**WHAT YOU WILL DO**
Reproduce each line of the material precisely.

**DATA FOR THE TASK**

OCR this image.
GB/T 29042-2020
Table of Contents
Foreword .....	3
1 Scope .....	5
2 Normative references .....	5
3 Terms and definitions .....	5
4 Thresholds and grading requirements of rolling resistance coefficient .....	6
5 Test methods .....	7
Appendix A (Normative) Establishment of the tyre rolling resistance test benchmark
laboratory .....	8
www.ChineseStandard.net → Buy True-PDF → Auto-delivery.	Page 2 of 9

**COMPLETED TASK**
OCR this image.
GB/T 29042-2020
Table of Contents
Foreword .....	3
1 Scope .....	5
2 Normative references .....	5
3 Terms and definitions .....	5
4 Thresholds and grading requirements of rolling resistance coefficient .....	6
5 Test methods .....	7
Appendix A (Normative) Establishment of the tyre rolling resistance test benchmark
laboratory .....	8
www.ChineseStandard.net → Buy True-PDF → Auto-delivery.	Page 2 of 9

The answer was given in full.